- Textauszug -
Kreis Heinsberg: Michael Barden macht den ersten Schritt in ein selbstbestimmtes Leben

Kreis Heinsberg : Michael Barden macht den ersten Schritt in ein selbstbestimmtes Leben

Erwartungsvoll sitzt Michael Barden am Esszimmertisch. Aufgeregt rollt er sein Tischset auf und wieder auseinander. Und doch strahlt er dabei über sein ganzes, pausbackiges Gesicht. Er freut sich über den Besuch in den vier Wänden, die quasi seine sind.

Denn seit Beginn des Jahres lebt der 21-Jährige, der tagsüber in der Werkstatt der Lebenshilfe als Gärtner tätig ist, zusammen mit vier weiteren Männern in einem Einfamilienhaus an der Krankenhausstraße in Heinsberg.

(Daten zur Vorhersage von Begrenzungsrahmen)

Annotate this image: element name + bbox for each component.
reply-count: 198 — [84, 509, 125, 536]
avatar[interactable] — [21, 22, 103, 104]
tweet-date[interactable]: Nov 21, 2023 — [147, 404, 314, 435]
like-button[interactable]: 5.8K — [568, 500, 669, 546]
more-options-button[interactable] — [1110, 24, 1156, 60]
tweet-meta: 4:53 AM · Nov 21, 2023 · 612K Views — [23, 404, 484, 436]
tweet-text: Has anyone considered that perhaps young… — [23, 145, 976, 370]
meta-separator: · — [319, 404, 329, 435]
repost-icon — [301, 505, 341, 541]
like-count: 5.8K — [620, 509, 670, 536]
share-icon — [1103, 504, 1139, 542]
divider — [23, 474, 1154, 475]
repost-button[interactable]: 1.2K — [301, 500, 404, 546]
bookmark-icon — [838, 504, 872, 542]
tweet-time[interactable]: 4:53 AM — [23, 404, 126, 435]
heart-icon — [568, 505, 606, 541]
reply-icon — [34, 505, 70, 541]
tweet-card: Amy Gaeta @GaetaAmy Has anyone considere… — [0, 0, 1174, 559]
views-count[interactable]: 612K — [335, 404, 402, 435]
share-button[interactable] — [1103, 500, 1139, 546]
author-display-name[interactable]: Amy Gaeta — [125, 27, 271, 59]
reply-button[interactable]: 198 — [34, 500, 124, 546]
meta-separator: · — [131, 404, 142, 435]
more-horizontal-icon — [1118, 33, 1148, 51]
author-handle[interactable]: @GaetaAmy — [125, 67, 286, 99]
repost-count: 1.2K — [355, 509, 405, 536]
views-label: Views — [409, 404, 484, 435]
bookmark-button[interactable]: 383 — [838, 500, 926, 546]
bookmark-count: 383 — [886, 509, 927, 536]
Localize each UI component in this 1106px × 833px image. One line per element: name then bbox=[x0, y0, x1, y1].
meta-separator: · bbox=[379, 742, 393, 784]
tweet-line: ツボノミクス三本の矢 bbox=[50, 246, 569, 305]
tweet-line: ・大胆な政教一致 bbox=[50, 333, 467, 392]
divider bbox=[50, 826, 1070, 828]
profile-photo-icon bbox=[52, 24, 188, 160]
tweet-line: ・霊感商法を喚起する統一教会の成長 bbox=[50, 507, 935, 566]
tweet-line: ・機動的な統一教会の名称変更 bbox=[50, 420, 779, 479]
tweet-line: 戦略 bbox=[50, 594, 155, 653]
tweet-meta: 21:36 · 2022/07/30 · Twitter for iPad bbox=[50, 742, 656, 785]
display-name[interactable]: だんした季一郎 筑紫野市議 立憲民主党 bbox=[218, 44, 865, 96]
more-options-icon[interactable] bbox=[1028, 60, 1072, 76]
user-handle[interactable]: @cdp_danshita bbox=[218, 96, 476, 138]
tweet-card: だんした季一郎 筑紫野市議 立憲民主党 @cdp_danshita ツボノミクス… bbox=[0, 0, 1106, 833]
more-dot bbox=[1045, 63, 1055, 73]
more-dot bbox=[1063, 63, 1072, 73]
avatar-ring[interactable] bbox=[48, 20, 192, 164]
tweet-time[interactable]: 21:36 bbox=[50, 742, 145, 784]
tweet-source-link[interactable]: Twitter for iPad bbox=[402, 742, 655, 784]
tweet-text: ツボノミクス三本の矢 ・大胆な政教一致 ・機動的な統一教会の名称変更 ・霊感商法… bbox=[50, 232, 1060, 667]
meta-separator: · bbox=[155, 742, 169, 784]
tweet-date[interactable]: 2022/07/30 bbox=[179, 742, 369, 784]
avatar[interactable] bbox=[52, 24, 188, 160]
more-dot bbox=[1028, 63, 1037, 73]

- Ihre Aufgaben -
1. Nennen Sie sämtliche geografischen Namen, die im Textauszug über Michael Barden vorkommen.
2. Setzen Sie den Textauszug über Michael Barden im Anschluss an seinen letzten Satz fort.

- Gelöste Aufgaben -
1. Kreis Heinsberg, Krankenhausstraße, Heinsberg

2.
Im Sommer vergangenen Jahres war er von Arbeitskollegen aus der Arbeitsgruppe Landschaftspflege auf die Möglichkeit des Betreuten Wohnens aufmerksam geworden. Das kam seinem Wunsch, selbstständiger zu werden, sehr entgegen. Seine Mutter unterstützte ihn in seinem Vorhaben, aus der Familie auszuziehen, und so suchten beide Denise Lison in der Beratungsstelle der KoKoBe (Koordinierungs-, Kontakt- und Beratungsstelle für Menschen mit geistiger oder mehrfacher Behinderung) auf.

Im Gespräch stellte sich schnell heraus, dass Michael Barden nicht direkt ganz alleine würde leben können, und so informierte ihn die KoKoBe über die Anbieter Betreuten Wohnens, die in Heinsberg Wohngemeinschaften begleiten. Michael Barden suchte sich davon zwei aus, besichtigte sie gemeinsam mit der KoKoBe und entschied sich schließlich für die Wohngemeinschaft (WG) der Gangelter Einrichtungen Maria Hilf im Haus an der Krankenhausstraße.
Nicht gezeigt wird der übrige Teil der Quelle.